* [Given request]
Copy out every record below with complete accuracy.

[Data entries]
== == ==

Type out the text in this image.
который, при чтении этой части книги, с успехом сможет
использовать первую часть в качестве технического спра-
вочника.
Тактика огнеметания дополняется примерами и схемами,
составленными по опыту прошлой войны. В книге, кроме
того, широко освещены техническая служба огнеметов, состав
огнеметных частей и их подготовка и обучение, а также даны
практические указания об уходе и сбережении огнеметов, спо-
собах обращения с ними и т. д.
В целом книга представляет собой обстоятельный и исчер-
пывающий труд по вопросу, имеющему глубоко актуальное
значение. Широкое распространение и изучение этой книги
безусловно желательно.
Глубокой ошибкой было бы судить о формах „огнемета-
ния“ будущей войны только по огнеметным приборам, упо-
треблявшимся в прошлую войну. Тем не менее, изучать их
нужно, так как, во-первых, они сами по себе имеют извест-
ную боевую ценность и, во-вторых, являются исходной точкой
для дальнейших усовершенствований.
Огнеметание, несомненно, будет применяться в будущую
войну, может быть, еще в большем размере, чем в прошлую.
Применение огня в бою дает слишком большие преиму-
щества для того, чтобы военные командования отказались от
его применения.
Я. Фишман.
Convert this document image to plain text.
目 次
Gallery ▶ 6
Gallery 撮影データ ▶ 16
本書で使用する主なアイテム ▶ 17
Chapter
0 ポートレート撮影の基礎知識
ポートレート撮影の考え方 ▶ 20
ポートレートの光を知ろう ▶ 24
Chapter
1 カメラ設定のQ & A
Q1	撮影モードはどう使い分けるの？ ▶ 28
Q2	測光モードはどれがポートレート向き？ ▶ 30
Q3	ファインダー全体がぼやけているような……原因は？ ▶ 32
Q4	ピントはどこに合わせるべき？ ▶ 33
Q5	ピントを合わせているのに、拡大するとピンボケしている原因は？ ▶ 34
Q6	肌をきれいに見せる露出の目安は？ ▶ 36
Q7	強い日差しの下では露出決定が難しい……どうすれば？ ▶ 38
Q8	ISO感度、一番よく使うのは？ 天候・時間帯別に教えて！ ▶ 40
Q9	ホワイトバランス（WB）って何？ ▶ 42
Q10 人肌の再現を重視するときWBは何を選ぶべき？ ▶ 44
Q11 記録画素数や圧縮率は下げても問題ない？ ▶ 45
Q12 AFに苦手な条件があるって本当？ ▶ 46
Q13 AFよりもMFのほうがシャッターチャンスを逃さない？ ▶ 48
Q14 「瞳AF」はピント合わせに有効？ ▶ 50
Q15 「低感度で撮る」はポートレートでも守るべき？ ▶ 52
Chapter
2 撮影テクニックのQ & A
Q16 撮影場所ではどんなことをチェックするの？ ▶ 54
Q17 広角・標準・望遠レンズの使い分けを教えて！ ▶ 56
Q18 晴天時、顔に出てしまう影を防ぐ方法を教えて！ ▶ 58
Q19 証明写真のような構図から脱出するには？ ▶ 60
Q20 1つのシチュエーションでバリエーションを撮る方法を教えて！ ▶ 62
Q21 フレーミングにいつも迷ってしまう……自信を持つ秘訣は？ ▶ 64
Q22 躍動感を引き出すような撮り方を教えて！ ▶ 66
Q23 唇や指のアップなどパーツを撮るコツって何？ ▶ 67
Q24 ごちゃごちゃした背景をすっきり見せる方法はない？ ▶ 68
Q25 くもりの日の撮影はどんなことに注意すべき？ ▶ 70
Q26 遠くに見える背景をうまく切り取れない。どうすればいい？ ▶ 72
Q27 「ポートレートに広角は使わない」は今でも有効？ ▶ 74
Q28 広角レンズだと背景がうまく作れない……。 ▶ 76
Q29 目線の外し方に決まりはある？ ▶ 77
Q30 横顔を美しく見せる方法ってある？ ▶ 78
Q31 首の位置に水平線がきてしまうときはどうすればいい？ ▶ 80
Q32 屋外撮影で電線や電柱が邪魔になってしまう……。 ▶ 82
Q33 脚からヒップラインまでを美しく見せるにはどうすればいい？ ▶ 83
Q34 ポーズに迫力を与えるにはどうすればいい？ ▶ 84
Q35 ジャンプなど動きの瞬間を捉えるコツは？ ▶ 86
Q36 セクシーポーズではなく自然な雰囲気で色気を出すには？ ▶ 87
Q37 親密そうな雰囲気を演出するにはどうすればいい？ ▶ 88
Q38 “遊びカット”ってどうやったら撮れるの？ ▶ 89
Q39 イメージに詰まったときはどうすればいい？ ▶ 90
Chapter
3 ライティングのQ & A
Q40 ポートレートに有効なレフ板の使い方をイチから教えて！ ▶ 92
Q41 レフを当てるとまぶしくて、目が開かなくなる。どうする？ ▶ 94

== == ==

* [Response]
Type out the text in this image.
который, при чтении этой части книги, с успехом сможет
использовать первую часть в качестве технического спра-
вочника.
Тактика огнеметания дополняется примерами и схемами,
составленными по опыту прошлой войны. В книге, кроме
того, широко освещены техническая служба огнеметов, состав
огнеметных частей и их подготовка и обучение, а также даны
практические указания об уходе и сбережении огнеметов, спо-
собах обращения с ними и т. д.
В целом книга представляет собой обстоятельный и исчер-
пывающий труд по вопросу, имеющему глубоко актуальное
значение. Широкое распространение и изучение этой книги
безусловно желательно.
Глубокой ошибкой было бы судить о формах „огнемета-
ния“ будущей войны только по огнеметным приборам, упо-
треблявшимся в прошлую войну. Тем не менее, изучать их
нужно, так как, во-первых, они сами по себе имеют извест-
ную боевую ценность и, во-вторых, являются исходной точкой
для дальнейших усовершенствований.
Огнеметание, несомненно, будет применяться в будущую
войну, может быть, еще в большем размере, чем в прошлую.
Применение огня в бою дает слишком большие преиму-
щества для того, чтобы военные командования отказались от
его применения.
Я. Фишман.
Convert this document image to plain text.
目 次
Gallery ▶ 6
Gallery 撮影データ ▶ 16
本書で使用する主なアイテム ▶ 17
Chapter
0 ポートレート撮影の基礎知識
ポートレート撮影の考え方 ▶ 20
ポートレートの光を知ろう ▶ 24
Chapter
1 カメラ設定のQ & A
Q1	撮影モードはどう使い分けるの？ ▶ 28
Q2	測光モードはどれがポートレート向き？ ▶ 30
Q3	ファインダー全体がぼやけているような……原因は？ ▶ 32
Q4	ピントはどこに合わせるべき？ ▶ 33
Q5	ピントを合わせているのに、拡大するとピンボケしている原因は？ ▶ 34
Q6	肌をきれいに見せる露出の目安は？ ▶ 36
Q7	強い日差しの下では露出決定が難しい……どうすれば？ ▶ 38
Q8	ISO感度、一番よく使うのは？ 天候・時間帯別に教えて！ ▶ 40
Q9	ホワイトバランス（WB）って何？ ▶ 42
Q10 人肌の再現を重視するときWBは何を選ぶべき？ ▶ 44
Q11 記録画素数や圧縮率は下げても問題ない？ ▶ 45
Q12 AFに苦手な条件があるって本当？ ▶ 46
Q13 AFよりもMFのほうがシャッターチャンスを逃さない？ ▶ 48
Q14 「瞳AF」はピント合わせに有効？ ▶ 50
Q15 「低感度で撮る」はポートレートでも守るべき？ ▶ 52
Chapter
2 撮影テクニックのQ & A
Q16 撮影場所ではどんなことをチェックするの？ ▶ 54
Q17 広角・標準・望遠レンズの使い分けを教えて！ ▶ 56
Q18 晴天時、顔に出てしまう影を防ぐ方法を教えて！ ▶ 58
Q19 証明写真のような構図から脱出するには？ ▶ 60
Q20 1つのシチュエーションでバリエーションを撮る方法を教えて！ ▶ 62
Q21 フレーミングにいつも迷ってしまう……自信を持つ秘訣は？ ▶ 64
Q22 躍動感を引き出すような撮り方を教えて！ ▶ 66
Q23 唇や指のアップなどパーツを撮るコツって何？ ▶ 67
Q24 ごちゃごちゃした背景をすっきり見せる方法はない？ ▶ 68
Q25 くもりの日の撮影はどんなことに注意すべき？ ▶ 70
Q26 遠くに見える背景をうまく切り取れない。どうすればいい？ ▶ 72
Q27 「ポートレートに広角は使わない」は今でも有効？ ▶ 74
Q28 広角レンズだと背景がうまく作れない……。 ▶ 76
Q29 目線の外し方に決まりはある？ ▶ 77
Q30 横顔を美しく見せる方法ってある？ ▶ 78
Q31 首の位置に水平線がきてしまうときはどうすればいい？ ▶ 80
Q32 屋外撮影で電線や電柱が邪魔になってしまう……。 ▶ 82
Q33 脚からヒップラインまでを美しく見せるにはどうすればいい？ ▶ 83
Q34 ポーズに迫力を与えるにはどうすればいい？ ▶ 84
Q35 ジャンプなど動きの瞬間を捉えるコツは？ ▶ 86
Q36 セクシーポーズではなく自然な雰囲気で色気を出すには？ ▶ 87
Q37 親密そうな雰囲気を演出するにはどうすればいい？ ▶ 88
Q38 “遊びカット”ってどうやったら撮れるの？ ▶ 89
Q39 イメージに詰まったときはどうすればいい？ ▶ 90
Chapter
3 ライティングのQ & A
Q40 ポートレートに有効なレフ板の使い方をイチから教えて！ ▶ 92
Q41 レフを当てるとまぶしくて、目が開かなくなる。どうする？ ▶ 94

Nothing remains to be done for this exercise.